• _Exercise goal_
Transcribe every line of the listing below without any deviation.

··· Records for this task ···

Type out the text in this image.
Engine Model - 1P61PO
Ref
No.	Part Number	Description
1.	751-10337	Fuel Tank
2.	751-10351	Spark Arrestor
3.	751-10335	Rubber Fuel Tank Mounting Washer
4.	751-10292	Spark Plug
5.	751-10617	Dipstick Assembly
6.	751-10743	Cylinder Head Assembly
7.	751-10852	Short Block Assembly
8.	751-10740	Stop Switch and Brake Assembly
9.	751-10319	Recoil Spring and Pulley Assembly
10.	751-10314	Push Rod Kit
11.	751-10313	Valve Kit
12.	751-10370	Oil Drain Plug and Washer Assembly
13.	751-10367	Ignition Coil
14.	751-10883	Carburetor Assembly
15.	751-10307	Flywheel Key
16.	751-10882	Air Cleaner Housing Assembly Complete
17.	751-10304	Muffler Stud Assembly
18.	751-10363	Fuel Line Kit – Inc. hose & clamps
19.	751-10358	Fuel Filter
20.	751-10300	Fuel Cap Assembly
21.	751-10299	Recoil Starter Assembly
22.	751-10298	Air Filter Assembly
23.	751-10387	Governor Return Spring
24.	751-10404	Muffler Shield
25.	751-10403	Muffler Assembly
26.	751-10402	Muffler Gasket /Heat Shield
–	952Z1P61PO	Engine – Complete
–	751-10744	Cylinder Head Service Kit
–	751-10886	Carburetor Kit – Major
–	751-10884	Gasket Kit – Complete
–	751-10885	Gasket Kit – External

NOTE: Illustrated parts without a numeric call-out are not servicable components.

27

···

• _Full response_
Type out the text in this image.
Engine Model - 1P61PO
Ref
No.	Part Number	Description
1.	751-10337	Fuel Tank
2.	751-10351	Spark Arrestor
3.	751-10335	Rubber Fuel Tank Mounting Washer
4.	751-10292	Spark Plug
5.	751-10617	Dipstick Assembly
6.	751-10743	Cylinder Head Assembly
7.	751-10852	Short Block Assembly
8.	751-10740	Stop Switch and Brake Assembly
9.	751-10319	Recoil Spring and Pulley Assembly
10.	751-10314	Push Rod Kit
11.	751-10313	Valve Kit
12.	751-10370	Oil Drain Plug and Washer Assembly
13.	751-10367	Ignition Coil
14.	751-10883	Carburetor Assembly
15.	751-10307	Flywheel Key
16.	751-10882	Air Cleaner Housing Assembly Complete
17.	751-10304	Muffler Stud Assembly
18.	751-10363	Fuel Line Kit – Inc. hose & clamps
19.	751-10358	Fuel Filter
20.	751-10300	Fuel Cap Assembly
21.	751-10299	Recoil Starter Assembly
22.	751-10298	Air Filter Assembly
23.	751-10387	Governor Return Spring
24.	751-10404	Muffler Shield
25.	751-10403	Muffler Assembly
26.	751-10402	Muffler Gasket /Heat Shield
–	952Z1P61PO	Engine – Complete
–	751-10744	Cylinder Head Service Kit
–	751-10886	Carburetor Kit – Major
–	751-10884	Gasket Kit – Complete
–	751-10885	Gasket Kit – External

NOTE: Illustrated parts without a numeric call-out are not servicable components.

27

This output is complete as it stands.